>> begin The input

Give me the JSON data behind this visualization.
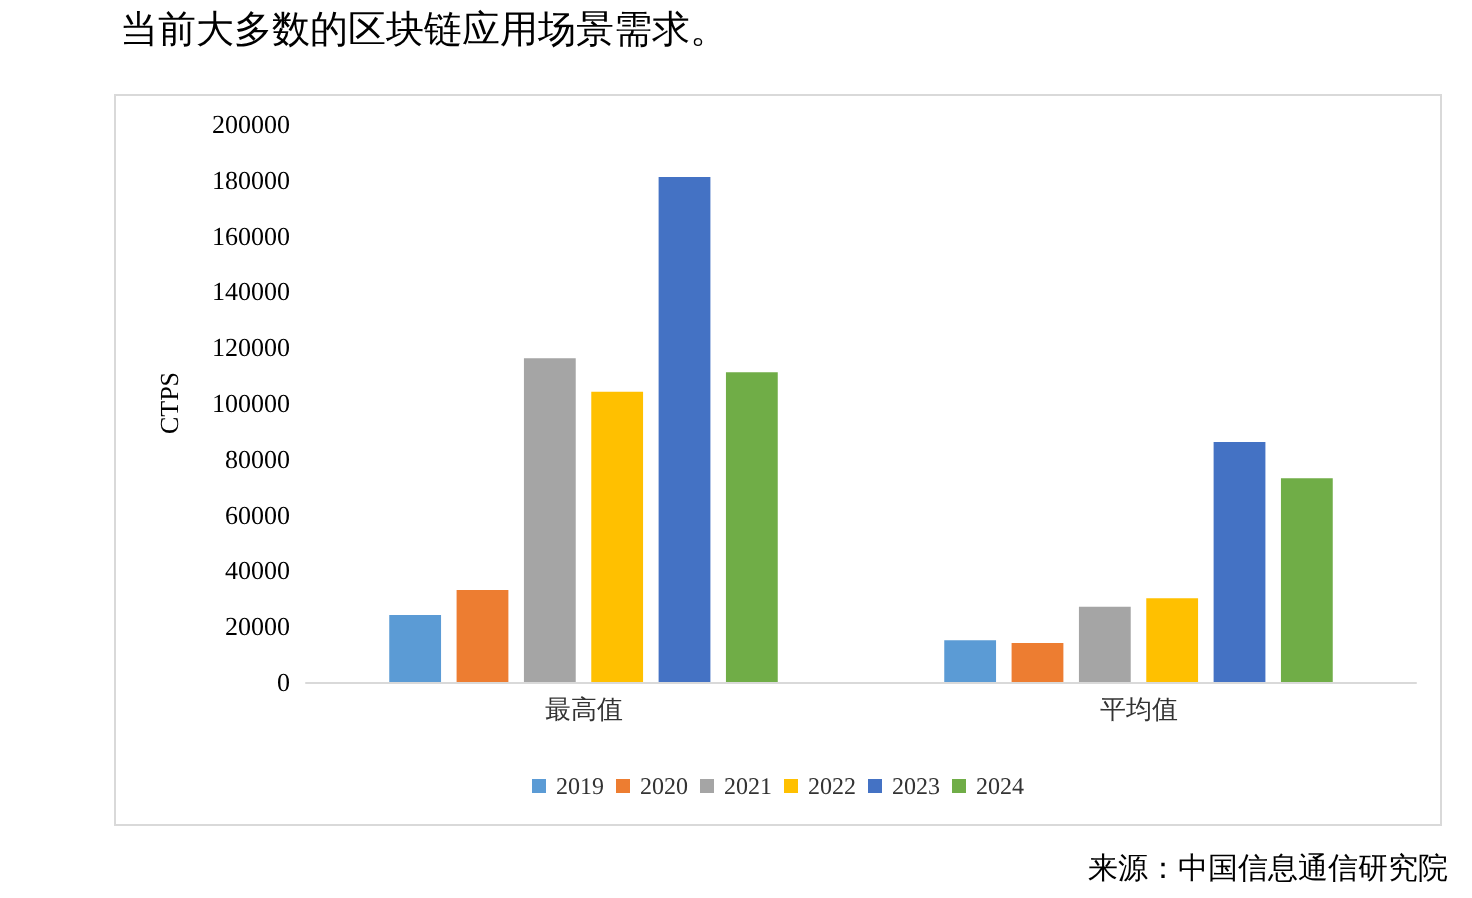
{
  "chart_data": {
    "type": "bar",
    "title": "当前大多数的区块链应用场景需求。",
    "ylabel": "CTPS",
    "categories": [
      "最高值",
      "平均值"
    ],
    "series": [
      {
        "name": "2019",
        "color": "#5b9bd5",
        "values": [
          24000,
          15000
        ]
      },
      {
        "name": "2020",
        "color": "#ed7d31",
        "values": [
          33000,
          14000
        ]
      },
      {
        "name": "2021",
        "color": "#a5a5a5",
        "values": [
          116000,
          27000
        ]
      },
      {
        "name": "2022",
        "color": "#ffc000",
        "values": [
          104000,
          30000
        ]
      },
      {
        "name": "2023",
        "color": "#4472c4",
        "values": [
          181000,
          86000
        ]
      },
      {
        "name": "2024",
        "color": "#70ad47",
        "values": [
          111000,
          73000
        ]
      }
    ],
    "ylim": [
      0,
      200000
    ],
    "yticks": [
      0,
      20000,
      40000,
      60000,
      80000,
      100000,
      120000,
      140000,
      160000,
      180000,
      200000
    ],
    "grid": false,
    "legend": "bottom",
    "annotations": [
      "来源：中国信息通信研究院"
    ]
  }
}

>> end The input

**What is asked**:
Print the complete listing exactly as it stands, without its pictures.

**Finished exercise**:
Give me the JSON data behind this visualization.
{
  "chart_data": {
    "type": "bar",
    "title": "当前大多数的区块链应用场景需求。",
    "ylabel": "CTPS",
    "categories": [
      "最高值",
      "平均值"
    ],
    "series": [
      {
        "name": "2019",
        "color": "#5b9bd5",
        "values": [
          24000,
          15000
        ]
      },
      {
        "name": "2020",
        "color": "#ed7d31",
        "values": [
          33000,
          14000
        ]
      },
      {
        "name": "2021",
        "color": "#a5a5a5",
        "values": [
          116000,
          27000
        ]
      },
      {
        "name": "2022",
        "color": "#ffc000",
        "values": [
          104000,
          30000
        ]
      },
      {
        "name": "2023",
        "color": "#4472c4",
        "values": [
          181000,
          86000
        ]
      },
      {
        "name": "2024",
        "color": "#70ad47",
        "values": [
          111000,
          73000
        ]
      }
    ],
    "ylim": [
      0,
      200000
    ],
    "yticks": [
      0,
      20000,
      40000,
      60000,
      80000,
      100000,
      120000,
      140000,
      160000,
      180000,
      200000
    ],
    "grid": false,
    "legend": "bottom",
    "annotations": [
      "来源：中国信息通信研究院"
    ]
  }
}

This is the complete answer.